(Input)

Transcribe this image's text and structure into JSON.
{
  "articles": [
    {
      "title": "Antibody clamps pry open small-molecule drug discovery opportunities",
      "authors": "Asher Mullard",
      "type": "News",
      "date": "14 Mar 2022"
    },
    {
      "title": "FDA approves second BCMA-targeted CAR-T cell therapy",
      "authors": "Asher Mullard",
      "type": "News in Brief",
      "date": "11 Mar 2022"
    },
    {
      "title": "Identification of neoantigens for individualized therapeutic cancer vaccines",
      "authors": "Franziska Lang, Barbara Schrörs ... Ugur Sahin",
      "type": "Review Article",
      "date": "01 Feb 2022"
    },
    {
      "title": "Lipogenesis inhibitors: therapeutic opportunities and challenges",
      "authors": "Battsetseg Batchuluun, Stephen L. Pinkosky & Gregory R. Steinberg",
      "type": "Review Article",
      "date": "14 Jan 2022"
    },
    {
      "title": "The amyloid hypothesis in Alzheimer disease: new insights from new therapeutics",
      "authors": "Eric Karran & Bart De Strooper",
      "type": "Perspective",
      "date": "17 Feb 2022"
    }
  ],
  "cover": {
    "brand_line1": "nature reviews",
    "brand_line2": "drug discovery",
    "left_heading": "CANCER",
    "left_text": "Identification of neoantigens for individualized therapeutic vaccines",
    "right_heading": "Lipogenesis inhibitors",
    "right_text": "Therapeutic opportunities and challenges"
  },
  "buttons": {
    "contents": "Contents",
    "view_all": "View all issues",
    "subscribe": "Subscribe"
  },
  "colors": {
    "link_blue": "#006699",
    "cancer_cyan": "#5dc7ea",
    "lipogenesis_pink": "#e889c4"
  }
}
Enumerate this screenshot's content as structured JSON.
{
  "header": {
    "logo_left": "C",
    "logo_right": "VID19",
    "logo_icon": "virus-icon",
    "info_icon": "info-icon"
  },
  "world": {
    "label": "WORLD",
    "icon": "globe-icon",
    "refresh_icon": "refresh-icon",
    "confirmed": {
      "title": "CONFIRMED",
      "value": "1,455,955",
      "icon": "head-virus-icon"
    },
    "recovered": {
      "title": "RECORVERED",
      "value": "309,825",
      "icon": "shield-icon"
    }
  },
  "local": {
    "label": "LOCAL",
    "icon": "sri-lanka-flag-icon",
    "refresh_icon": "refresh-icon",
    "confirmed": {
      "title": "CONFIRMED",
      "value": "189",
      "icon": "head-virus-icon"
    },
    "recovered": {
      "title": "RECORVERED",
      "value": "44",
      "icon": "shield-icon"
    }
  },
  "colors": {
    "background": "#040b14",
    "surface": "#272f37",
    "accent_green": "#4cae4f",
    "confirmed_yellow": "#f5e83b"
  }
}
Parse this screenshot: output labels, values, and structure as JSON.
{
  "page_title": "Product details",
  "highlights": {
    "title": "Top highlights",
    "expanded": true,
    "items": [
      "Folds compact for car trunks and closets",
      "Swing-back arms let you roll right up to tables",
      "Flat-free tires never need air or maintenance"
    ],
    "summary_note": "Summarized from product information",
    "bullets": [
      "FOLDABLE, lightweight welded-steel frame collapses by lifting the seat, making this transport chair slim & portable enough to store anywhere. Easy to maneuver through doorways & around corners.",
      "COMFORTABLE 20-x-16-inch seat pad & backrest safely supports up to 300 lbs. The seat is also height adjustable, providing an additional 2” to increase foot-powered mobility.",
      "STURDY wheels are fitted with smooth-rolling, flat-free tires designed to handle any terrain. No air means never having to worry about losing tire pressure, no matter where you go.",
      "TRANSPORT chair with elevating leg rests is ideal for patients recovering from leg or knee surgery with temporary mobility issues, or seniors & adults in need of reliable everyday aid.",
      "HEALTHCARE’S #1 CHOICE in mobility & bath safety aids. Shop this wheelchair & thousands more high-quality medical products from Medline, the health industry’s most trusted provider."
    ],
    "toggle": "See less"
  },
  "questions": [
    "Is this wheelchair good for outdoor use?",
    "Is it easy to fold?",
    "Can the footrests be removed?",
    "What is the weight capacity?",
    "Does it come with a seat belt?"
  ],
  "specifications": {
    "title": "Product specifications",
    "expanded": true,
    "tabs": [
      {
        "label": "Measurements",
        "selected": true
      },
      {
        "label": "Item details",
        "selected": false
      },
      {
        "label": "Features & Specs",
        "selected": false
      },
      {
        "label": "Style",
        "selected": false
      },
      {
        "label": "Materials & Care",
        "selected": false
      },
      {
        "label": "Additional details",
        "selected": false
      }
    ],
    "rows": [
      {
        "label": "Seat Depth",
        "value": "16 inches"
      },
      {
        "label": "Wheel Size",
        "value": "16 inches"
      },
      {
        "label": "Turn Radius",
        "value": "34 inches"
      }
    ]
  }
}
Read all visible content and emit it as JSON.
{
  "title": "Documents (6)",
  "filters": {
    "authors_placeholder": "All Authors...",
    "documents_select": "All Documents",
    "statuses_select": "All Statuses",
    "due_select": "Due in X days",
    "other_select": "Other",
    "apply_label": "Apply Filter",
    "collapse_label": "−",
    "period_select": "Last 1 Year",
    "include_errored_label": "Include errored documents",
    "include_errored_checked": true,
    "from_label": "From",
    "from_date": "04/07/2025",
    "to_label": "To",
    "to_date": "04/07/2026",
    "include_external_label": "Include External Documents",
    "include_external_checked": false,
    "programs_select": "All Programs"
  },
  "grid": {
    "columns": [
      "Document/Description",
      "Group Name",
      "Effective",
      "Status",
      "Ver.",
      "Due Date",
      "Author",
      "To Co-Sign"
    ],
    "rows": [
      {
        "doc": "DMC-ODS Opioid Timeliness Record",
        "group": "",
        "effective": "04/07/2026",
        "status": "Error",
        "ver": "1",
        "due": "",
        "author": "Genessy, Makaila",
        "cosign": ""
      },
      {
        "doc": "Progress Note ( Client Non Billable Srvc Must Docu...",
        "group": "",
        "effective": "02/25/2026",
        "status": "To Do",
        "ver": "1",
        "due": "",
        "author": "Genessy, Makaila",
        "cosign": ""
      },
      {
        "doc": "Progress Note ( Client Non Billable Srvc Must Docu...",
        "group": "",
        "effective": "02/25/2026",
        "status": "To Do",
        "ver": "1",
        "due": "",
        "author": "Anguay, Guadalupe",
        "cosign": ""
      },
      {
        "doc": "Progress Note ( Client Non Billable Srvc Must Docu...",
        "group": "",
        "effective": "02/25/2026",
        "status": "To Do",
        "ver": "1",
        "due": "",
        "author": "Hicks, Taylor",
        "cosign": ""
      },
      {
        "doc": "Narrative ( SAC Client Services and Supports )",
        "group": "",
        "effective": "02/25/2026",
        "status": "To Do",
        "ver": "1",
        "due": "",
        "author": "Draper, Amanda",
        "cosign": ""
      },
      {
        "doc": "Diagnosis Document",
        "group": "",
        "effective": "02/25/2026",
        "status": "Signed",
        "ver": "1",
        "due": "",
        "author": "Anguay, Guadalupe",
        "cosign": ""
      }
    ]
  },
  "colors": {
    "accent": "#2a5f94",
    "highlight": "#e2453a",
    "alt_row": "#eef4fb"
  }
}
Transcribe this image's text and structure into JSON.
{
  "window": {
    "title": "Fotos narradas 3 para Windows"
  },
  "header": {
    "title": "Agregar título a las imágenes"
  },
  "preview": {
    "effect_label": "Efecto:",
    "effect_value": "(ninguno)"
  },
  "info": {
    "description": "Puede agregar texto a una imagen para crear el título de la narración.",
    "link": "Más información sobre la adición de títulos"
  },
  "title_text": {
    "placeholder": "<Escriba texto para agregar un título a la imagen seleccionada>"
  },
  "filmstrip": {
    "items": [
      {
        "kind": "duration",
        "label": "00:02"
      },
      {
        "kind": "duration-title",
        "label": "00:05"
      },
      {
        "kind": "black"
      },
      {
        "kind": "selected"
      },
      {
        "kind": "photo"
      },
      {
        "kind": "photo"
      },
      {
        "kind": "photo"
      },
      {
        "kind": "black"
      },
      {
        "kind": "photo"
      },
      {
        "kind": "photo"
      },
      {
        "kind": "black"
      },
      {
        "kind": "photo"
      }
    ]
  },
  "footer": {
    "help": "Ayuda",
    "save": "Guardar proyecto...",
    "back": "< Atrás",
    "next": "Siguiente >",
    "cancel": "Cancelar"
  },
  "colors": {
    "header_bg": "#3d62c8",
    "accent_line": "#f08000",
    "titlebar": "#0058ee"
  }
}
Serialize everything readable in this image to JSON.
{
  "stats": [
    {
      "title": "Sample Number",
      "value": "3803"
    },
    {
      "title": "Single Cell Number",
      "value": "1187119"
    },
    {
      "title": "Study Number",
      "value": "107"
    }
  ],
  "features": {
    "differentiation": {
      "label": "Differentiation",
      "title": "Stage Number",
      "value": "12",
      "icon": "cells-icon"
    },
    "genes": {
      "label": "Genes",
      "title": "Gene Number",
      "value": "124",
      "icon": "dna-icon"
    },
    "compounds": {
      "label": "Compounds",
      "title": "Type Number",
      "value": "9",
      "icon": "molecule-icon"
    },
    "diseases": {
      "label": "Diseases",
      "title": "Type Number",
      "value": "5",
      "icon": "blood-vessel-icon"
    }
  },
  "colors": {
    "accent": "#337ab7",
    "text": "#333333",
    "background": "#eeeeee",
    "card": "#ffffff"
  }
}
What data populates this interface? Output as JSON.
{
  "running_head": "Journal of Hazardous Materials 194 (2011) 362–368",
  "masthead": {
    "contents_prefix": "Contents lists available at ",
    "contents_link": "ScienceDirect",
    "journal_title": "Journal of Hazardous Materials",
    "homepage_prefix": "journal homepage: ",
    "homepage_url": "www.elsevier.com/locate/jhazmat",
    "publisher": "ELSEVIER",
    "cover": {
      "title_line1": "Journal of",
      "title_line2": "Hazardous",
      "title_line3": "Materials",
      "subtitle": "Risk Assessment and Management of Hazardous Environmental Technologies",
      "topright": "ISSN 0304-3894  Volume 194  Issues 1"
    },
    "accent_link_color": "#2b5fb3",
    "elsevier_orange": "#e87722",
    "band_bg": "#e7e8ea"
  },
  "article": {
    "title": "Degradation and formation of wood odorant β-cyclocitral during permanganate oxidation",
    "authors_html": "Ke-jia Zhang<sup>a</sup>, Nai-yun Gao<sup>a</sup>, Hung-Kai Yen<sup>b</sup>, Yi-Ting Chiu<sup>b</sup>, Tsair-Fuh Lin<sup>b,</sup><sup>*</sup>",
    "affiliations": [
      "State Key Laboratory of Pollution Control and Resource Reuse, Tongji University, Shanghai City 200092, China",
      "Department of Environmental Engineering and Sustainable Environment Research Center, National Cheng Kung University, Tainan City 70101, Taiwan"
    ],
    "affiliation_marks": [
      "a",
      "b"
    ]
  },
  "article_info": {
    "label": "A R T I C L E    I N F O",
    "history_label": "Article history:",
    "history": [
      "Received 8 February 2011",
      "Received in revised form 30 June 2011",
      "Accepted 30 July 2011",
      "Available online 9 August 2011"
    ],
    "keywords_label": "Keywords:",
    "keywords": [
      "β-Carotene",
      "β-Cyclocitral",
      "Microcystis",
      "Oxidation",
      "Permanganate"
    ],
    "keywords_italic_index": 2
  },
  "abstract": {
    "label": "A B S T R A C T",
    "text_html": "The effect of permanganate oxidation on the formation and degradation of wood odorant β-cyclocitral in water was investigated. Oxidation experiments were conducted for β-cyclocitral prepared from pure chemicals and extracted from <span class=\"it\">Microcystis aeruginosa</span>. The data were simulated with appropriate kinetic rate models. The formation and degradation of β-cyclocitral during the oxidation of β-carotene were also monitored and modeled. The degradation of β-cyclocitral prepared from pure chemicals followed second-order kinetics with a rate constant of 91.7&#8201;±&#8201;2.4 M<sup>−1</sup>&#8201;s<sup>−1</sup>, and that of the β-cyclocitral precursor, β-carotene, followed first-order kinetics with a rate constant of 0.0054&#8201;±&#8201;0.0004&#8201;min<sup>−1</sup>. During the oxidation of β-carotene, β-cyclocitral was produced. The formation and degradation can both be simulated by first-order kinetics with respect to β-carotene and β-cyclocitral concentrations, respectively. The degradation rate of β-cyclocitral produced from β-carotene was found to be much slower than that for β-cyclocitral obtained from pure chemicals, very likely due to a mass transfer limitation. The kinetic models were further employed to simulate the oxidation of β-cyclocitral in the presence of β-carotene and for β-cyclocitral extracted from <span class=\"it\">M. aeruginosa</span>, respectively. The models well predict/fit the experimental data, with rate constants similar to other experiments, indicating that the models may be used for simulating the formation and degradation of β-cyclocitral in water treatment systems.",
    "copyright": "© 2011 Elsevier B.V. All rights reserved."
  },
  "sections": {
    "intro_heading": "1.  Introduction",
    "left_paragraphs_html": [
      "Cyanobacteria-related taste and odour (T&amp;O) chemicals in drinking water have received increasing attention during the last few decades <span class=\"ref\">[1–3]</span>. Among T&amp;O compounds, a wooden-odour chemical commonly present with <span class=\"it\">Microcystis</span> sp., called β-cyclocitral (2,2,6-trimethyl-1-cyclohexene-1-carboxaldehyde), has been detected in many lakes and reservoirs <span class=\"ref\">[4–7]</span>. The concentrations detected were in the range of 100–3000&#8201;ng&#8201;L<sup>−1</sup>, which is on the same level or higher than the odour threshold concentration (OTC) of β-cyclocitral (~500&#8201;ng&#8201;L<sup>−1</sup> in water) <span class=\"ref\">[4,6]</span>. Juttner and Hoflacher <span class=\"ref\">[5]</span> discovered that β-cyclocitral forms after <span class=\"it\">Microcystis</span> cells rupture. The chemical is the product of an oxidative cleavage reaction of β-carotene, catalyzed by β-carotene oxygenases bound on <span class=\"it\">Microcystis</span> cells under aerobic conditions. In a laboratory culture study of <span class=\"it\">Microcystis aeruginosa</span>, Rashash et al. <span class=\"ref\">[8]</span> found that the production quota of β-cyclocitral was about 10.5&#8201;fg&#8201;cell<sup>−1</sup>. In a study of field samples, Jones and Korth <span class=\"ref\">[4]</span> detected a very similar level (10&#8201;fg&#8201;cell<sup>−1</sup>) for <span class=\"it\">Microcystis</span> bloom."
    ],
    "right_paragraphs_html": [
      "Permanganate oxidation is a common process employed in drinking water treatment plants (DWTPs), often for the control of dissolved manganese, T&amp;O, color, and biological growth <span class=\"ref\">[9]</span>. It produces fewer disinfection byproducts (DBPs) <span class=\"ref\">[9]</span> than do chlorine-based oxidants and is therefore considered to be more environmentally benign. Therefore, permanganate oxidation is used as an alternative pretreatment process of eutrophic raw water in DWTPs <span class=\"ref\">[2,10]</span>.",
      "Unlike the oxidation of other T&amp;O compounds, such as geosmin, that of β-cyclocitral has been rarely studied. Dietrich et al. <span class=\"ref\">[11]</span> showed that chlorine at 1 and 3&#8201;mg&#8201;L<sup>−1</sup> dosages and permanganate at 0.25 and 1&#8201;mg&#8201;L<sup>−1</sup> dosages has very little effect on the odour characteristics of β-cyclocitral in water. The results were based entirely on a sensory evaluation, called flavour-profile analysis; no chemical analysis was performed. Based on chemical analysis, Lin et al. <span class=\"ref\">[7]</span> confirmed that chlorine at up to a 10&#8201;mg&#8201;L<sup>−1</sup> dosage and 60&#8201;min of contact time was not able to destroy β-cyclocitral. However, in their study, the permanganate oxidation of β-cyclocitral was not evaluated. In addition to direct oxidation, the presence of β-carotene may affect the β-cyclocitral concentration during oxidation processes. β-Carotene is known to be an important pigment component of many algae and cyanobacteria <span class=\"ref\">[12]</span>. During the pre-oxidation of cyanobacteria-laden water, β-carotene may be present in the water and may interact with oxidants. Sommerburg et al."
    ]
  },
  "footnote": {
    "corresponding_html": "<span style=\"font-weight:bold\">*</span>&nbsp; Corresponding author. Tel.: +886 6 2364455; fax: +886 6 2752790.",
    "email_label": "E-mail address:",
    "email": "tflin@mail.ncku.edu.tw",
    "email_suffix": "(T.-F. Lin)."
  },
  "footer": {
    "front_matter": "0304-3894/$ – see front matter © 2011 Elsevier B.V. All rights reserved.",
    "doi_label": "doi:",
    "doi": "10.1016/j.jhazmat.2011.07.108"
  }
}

(End Input)

* _Task to carry out_
Among the lines of the preceding data, which ones hold the word "free"? List them.

* _Answer to the exercise_
      "Flat-free tires never need air or maintenance"
      "STURDY wheels are fitted with smooth-rolling, flat-free tires designed to handle any terrain. No air means never having to worry about losing tire pressure, no matter where you go.",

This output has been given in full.